## What this task involves
Omit all images. Transcribe the rest of the material below exactly.

## Listed entries
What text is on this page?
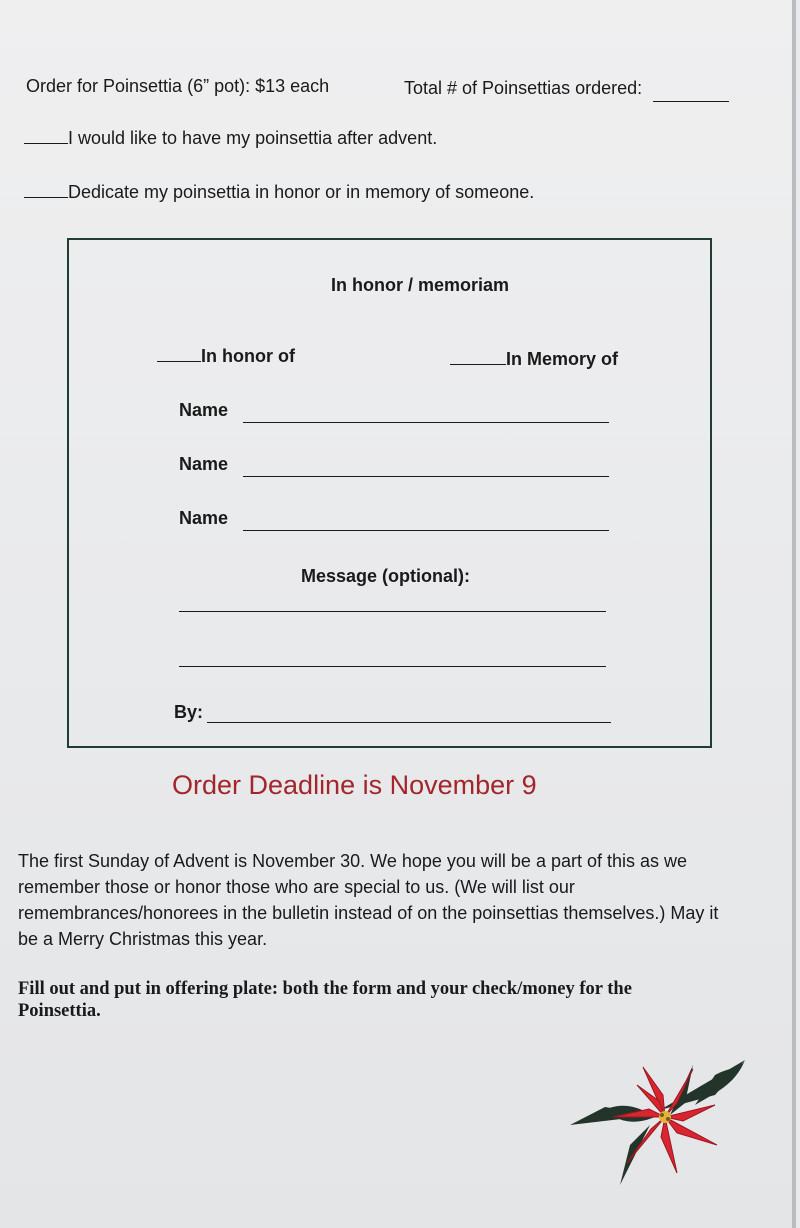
Order for Poinsettia (6” pot): $13 each	Total # of Poinsettias ordered:
I would like to have my poinsettia after advent.
Dedicate my poinsettia in honor or in memory of someone.
In honor / memoriam
In honor of	In Memory of
Name
Name
Name
Message (optional):
By:
Order Deadline is November 9
The first Sunday of Advent is November 30. We hope you will be a part of this as we remember those or honor those who are special to us. (We will list our remembrances/honorees in the bulletin instead of on the poinsettias themselves.) May it be a Merry Christmas this year.
Fill out and put in offering plate: both the form and your check/money for the Poinsettia.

## Reply to the task
What text is on this page?
Order for Poinsettia (6” pot): $13 each	Total # of Poinsettias ordered:
I would like to have my poinsettia after advent.
Dedicate my poinsettia in honor or in memory of someone.
In honor / memoriam
In honor of	In Memory of
Name
Name
Name
Message (optional):
By:
Order Deadline is November 9
The first Sunday of Advent is November 30. We hope you will be a part of this as we remember those or honor those who are special to us. (We will list our remembrances/honorees in the bulletin instead of on the poinsettias themselves.) May it be a Merry Christmas this year.
Fill out and put in offering plate: both the form and your check/money for the Poinsettia.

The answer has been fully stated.